WHAT IS REQUIRED | Reproduce all entries precisely as they are written.

* BEGIN SOURCE MATERIAL *

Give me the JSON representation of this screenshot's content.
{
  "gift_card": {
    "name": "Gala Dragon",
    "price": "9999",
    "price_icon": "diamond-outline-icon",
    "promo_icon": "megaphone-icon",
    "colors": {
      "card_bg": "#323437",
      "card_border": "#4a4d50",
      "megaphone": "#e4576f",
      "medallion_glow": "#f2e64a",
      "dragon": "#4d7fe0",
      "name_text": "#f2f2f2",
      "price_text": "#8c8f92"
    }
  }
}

* END SOURCE MATERIAL *

REPLY TO THE EXERCISE |
Give me the JSON representation of this screenshot's content.
{
  "gift_card": {
    "name": "Gala Dragon",
    "price": "9999",
    "price_icon": "diamond-outline-icon",
    "promo_icon": "megaphone-icon",
    "colors": {
      "card_bg": "#323437",
      "card_border": "#4a4d50",
      "megaphone": "#e4576f",
      "medallion_glow": "#f2e64a",
      "dragon": "#4d7fe0",
      "name_text": "#f2f2f2",
      "price_text": "#8c8f92"
    }
  }
}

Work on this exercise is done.